**DIRECTIVE**
Filter the records below and copy every line containing the word "دنیا".
^^^^^^^^^^^^^^^^
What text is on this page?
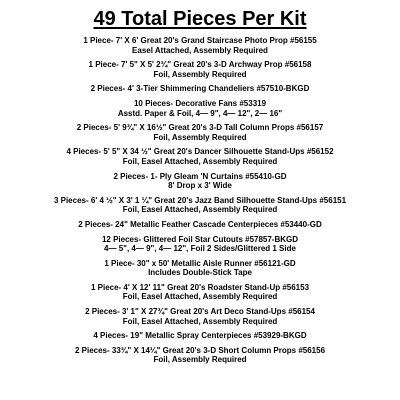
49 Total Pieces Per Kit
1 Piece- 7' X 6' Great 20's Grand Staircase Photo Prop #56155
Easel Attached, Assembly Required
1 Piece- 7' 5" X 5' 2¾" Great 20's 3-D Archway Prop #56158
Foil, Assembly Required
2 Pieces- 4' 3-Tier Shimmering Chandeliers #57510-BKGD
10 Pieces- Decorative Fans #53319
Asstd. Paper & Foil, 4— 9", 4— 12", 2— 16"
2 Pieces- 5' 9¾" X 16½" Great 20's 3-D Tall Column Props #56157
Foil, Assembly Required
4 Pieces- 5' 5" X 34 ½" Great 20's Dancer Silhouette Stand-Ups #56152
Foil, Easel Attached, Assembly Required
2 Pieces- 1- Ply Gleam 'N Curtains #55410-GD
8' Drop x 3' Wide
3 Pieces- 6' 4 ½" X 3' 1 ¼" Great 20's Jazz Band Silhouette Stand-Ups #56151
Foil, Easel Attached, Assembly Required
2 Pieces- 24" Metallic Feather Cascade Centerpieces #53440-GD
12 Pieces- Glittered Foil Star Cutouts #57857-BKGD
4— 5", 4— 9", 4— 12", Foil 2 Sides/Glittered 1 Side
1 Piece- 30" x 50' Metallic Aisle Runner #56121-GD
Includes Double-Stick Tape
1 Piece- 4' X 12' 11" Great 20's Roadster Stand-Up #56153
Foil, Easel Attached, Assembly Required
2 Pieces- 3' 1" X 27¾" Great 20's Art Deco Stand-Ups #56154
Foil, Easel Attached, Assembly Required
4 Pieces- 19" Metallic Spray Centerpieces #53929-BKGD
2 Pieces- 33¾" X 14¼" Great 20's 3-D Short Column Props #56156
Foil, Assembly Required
^^^^^^^^^^^^^^^^
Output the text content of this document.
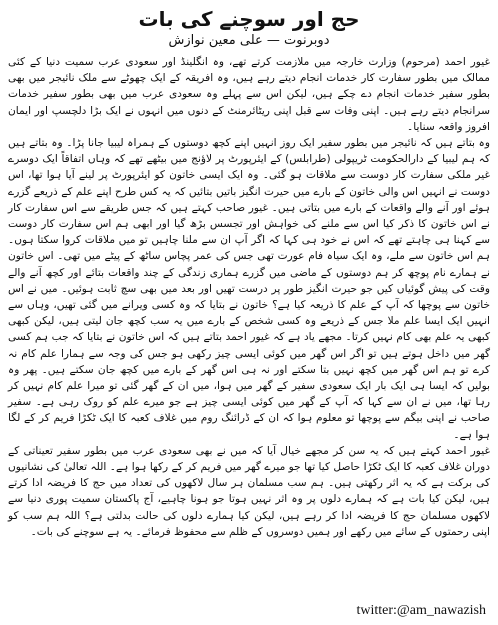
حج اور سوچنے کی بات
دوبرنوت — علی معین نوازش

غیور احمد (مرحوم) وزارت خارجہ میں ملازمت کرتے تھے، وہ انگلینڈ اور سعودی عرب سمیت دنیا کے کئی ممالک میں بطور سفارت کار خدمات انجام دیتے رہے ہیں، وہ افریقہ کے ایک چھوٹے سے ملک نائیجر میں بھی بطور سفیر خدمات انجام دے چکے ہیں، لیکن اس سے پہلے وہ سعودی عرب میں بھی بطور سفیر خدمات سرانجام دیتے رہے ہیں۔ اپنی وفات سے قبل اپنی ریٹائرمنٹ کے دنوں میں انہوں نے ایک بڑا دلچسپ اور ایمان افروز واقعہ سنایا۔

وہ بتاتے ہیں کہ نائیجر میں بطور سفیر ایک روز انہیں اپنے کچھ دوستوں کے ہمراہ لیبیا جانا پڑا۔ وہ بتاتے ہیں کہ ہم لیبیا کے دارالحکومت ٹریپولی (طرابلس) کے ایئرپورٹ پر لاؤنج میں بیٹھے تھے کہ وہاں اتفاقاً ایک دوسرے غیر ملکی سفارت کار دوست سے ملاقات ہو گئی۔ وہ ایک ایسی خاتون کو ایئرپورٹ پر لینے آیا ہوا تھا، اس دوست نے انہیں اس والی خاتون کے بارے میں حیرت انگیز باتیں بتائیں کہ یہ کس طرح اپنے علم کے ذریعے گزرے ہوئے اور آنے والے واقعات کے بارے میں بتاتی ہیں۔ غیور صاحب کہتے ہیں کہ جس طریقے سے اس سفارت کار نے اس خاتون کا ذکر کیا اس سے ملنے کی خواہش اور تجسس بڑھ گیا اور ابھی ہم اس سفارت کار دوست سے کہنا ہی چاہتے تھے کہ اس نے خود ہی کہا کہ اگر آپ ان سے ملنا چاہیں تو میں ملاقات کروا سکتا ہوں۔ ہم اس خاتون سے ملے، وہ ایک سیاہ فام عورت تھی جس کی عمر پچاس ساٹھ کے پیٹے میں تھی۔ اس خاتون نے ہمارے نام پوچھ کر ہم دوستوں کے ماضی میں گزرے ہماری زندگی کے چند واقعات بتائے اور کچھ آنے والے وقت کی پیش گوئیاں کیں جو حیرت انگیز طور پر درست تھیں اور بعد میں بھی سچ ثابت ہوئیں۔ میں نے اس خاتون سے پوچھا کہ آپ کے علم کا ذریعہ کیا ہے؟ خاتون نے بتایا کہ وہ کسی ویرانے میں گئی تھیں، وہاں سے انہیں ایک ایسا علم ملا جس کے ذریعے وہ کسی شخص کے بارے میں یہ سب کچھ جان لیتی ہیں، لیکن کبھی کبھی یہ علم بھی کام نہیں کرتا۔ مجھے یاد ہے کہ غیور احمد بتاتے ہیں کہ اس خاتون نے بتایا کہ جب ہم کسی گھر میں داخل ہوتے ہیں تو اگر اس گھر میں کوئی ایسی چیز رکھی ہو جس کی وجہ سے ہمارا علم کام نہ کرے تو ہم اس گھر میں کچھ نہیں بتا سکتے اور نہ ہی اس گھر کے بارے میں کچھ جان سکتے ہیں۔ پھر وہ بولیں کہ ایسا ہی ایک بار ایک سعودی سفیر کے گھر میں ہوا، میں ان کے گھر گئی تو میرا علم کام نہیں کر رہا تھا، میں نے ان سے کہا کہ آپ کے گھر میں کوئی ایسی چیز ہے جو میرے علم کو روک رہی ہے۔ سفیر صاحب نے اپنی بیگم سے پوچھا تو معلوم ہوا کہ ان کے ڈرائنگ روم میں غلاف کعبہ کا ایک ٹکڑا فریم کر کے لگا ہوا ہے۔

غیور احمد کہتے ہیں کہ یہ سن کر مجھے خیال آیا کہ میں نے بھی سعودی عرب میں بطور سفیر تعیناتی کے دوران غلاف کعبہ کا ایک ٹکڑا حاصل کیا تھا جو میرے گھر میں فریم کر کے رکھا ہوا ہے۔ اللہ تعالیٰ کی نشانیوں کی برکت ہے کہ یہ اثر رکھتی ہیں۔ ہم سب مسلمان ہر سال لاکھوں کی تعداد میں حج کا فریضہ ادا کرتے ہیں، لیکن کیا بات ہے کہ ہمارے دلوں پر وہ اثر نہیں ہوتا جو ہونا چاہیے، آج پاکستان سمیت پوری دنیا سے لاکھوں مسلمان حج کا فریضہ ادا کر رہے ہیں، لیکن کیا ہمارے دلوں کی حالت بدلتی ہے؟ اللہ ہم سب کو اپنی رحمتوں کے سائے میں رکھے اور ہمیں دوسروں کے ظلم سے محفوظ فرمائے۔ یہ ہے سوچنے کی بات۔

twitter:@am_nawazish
^^^^^^^^^^^^^^^^
**ANSWER TO THE PROBLEM**
غیور احمد (مرحوم) وزارت خارجہ میں ملازمت کرتے تھے، وہ انگلینڈ اور سعودی عرب سمیت دنیا کے کئی ممالک میں بطور سفارت کار خدمات انجام دیتے رہے ہیں، وہ افریقہ کے ایک چھوٹے سے ملک نائیجر میں بھی بطور سفیر خدمات انجام دے چکے ہیں، لیکن اس سے پہلے وہ سعودی عرب میں بھی بطور سفیر خدمات سرانجام دیتے رہے ہیں۔ اپنی وفات سے قبل اپنی ریٹائرمنٹ کے دنوں میں انہوں نے ایک بڑا دلچسپ اور ایمان افروز واقعہ سنایا۔
غیور احمد کہتے ہیں کہ یہ سن کر مجھے خیال آیا کہ میں نے بھی سعودی عرب میں بطور سفیر تعیناتی کے دوران غلاف کعبہ کا ایک ٹکڑا حاصل کیا تھا جو میرے گھر میں فریم کر کے رکھا ہوا ہے۔ اللہ تعالیٰ کی نشانیوں کی برکت ہے کہ یہ اثر رکھتی ہیں۔ ہم سب مسلمان ہر سال لاکھوں کی تعداد میں حج کا فریضہ ادا کرتے ہیں، لیکن کیا بات ہے کہ ہمارے دلوں پر وہ اثر نہیں ہوتا جو ہونا چاہیے، آج پاکستان سمیت پوری دنیا سے لاکھوں مسلمان حج کا فریضہ ادا کر رہے ہیں، لیکن کیا ہمارے دلوں کی حالت بدلتی ہے؟ اللہ ہم سب کو اپنی رحمتوں کے سائے میں رکھے اور ہمیں دوسروں کے ظلم سے محفوظ فرمائے۔ یہ ہے سوچنے کی بات۔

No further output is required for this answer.